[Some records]
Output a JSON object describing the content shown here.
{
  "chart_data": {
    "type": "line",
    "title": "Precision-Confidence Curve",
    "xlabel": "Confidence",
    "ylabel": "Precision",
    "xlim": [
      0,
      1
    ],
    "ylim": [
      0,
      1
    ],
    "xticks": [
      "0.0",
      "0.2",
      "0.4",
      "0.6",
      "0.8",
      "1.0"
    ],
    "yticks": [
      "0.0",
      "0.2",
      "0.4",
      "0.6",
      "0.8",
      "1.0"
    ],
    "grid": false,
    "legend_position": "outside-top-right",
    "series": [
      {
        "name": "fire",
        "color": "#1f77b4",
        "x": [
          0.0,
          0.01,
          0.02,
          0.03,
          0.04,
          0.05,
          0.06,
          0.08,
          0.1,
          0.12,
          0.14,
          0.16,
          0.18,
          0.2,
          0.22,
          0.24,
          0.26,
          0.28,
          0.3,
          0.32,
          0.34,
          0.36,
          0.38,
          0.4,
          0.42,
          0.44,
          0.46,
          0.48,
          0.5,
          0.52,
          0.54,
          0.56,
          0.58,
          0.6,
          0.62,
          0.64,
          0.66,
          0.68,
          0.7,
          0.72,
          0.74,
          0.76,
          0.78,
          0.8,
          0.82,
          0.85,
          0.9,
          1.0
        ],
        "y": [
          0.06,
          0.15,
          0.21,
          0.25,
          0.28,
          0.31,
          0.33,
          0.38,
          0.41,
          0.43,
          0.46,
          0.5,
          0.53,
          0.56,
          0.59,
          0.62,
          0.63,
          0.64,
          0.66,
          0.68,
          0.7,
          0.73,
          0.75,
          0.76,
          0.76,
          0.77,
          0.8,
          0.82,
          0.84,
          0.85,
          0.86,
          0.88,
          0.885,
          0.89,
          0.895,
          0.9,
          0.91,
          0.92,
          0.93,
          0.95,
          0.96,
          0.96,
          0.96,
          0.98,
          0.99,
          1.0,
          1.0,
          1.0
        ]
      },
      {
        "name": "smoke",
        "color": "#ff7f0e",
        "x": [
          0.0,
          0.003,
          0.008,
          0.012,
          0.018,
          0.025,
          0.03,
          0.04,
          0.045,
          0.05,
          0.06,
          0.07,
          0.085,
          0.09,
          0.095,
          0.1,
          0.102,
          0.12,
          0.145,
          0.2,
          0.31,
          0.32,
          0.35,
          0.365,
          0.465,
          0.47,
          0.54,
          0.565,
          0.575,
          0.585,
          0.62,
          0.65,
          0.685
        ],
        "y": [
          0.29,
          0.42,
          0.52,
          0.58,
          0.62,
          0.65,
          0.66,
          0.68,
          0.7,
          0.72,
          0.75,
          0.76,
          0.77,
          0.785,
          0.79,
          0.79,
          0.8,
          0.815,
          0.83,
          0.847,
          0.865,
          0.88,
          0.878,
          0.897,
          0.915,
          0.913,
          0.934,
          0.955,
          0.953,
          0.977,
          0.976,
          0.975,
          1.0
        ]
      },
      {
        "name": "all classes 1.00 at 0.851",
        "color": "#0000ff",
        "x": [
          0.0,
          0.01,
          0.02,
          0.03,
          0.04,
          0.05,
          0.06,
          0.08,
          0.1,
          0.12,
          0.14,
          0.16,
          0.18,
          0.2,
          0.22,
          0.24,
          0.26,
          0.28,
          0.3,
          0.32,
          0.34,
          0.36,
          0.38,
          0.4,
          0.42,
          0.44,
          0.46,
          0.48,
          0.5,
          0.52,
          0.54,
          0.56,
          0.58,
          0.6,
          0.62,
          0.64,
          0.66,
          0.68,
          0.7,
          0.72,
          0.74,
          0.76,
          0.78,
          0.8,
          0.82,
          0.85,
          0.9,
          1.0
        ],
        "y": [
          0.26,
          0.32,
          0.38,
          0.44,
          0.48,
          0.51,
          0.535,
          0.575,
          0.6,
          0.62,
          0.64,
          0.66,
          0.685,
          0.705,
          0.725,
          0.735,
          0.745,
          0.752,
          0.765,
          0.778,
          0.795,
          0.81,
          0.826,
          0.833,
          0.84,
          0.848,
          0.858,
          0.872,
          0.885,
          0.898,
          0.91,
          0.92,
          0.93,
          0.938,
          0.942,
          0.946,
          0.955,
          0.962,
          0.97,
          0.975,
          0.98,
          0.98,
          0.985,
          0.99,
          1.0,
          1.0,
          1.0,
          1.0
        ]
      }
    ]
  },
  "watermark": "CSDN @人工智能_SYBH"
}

**SHORT TASK**: Quote the entire listing above exactly.

**ANSWER TO THIS TASK**:
Output a JSON object describing the content shown here.
{
  "chart_data": {
    "type": "line",
    "title": "Precision-Confidence Curve",
    "xlabel": "Confidence",
    "ylabel": "Precision",
    "xlim": [
      0,
      1
    ],
    "ylim": [
      0,
      1
    ],
    "xticks": [
      "0.0",
      "0.2",
      "0.4",
      "0.6",
      "0.8",
      "1.0"
    ],
    "yticks": [
      "0.0",
      "0.2",
      "0.4",
      "0.6",
      "0.8",
      "1.0"
    ],
    "grid": false,
    "legend_position": "outside-top-right",
    "series": [
      {
        "name": "fire",
        "color": "#1f77b4",
        "x": [
          0.0,
          0.01,
          0.02,
          0.03,
          0.04,
          0.05,
          0.06,
          0.08,
          0.1,
          0.12,
          0.14,
          0.16,
          0.18,
          0.2,
          0.22,
          0.24,
          0.26,
          0.28,
          0.3,
          0.32,
          0.34,
          0.36,
          0.38,
          0.4,
          0.42,
          0.44,
          0.46,
          0.48,
          0.5,
          0.52,
          0.54,
          0.56,
          0.58,
          0.6,
          0.62,
          0.64,
          0.66,
          0.68,
          0.7,
          0.72,
          0.74,
          0.76,
          0.78,
          0.8,
          0.82,
          0.85,
          0.9,
          1.0
        ],
        "y": [
          0.06,
          0.15,
          0.21,
          0.25,
          0.28,
          0.31,
          0.33,
          0.38,
          0.41,
          0.43,
          0.46,
          0.5,
          0.53,
          0.56,
          0.59,
          0.62,
          0.63,
          0.64,
          0.66,
          0.68,
          0.7,
          0.73,
          0.75,
          0.76,
          0.76,
          0.77,
          0.8,
          0.82,
          0.84,
          0.85,
          0.86,
          0.88,
          0.885,
          0.89,
          0.895,
          0.9,
          0.91,
          0.92,
          0.93,
          0.95,
          0.96,
          0.96,
          0.96,
          0.98,
          0.99,
          1.0,
          1.0,
          1.0
        ]
      },
      {
        "name": "smoke",
        "color": "#ff7f0e",
        "x": [
          0.0,
          0.003,
          0.008,
          0.012,
          0.018,
          0.025,
          0.03,
          0.04,
          0.045,
          0.05,
          0.06,
          0.07,
          0.085,
          0.09,
          0.095,
          0.1,
          0.102,
          0.12,
          0.145,
          0.2,
          0.31,
          0.32,
          0.35,
          0.365,
          0.465,
          0.47,
          0.54,
          0.565,
          0.575,
          0.585,
          0.62,
          0.65,
          0.685
        ],
        "y": [
          0.29,
          0.42,
          0.52,
          0.58,
          0.62,
          0.65,
          0.66,
          0.68,
          0.7,
          0.72,
          0.75,
          0.76,
          0.77,
          0.785,
          0.79,
          0.79,
          0.8,
          0.815,
          0.83,
          0.847,
          0.865,
          0.88,
          0.878,
          0.897,
          0.915,
          0.913,
          0.934,
          0.955,
          0.953,
          0.977,
          0.976,
          0.975,
          1.0
        ]
      },
      {
        "name": "all classes 1.00 at 0.851",
        "color": "#0000ff",
        "x": [
          0.0,
          0.01,
          0.02,
          0.03,
          0.04,
          0.05,
          0.06,
          0.08,
          0.1,
          0.12,
          0.14,
          0.16,
          0.18,
          0.2,
          0.22,
          0.24,
          0.26,
          0.28,
          0.3,
          0.32,
          0.34,
          0.36,
          0.38,
          0.4,
          0.42,
          0.44,
          0.46,
          0.48,
          0.5,
          0.52,
          0.54,
          0.56,
          0.58,
          0.6,
          0.62,
          0.64,
          0.66,
          0.68,
          0.7,
          0.72,
          0.74,
          0.76,
          0.78,
          0.8,
          0.82,
          0.85,
          0.9,
          1.0
        ],
        "y": [
          0.26,
          0.32,
          0.38,
          0.44,
          0.48,
          0.51,
          0.535,
          0.575,
          0.6,
          0.62,
          0.64,
          0.66,
          0.685,
          0.705,
          0.725,
          0.735,
          0.745,
          0.752,
          0.765,
          0.778,
          0.795,
          0.81,
          0.826,
          0.833,
          0.84,
          0.848,
          0.858,
          0.872,
          0.885,
          0.898,
          0.91,
          0.92,
          0.93,
          0.938,
          0.942,
          0.946,
          0.955,
          0.962,
          0.97,
          0.975,
          0.98,
          0.98,
          0.985,
          0.99,
          1.0,
          1.0,
          1.0,
          1.0
        ]
      }
    ]
  },
  "watermark": "CSDN @人工智能_SYBH"
}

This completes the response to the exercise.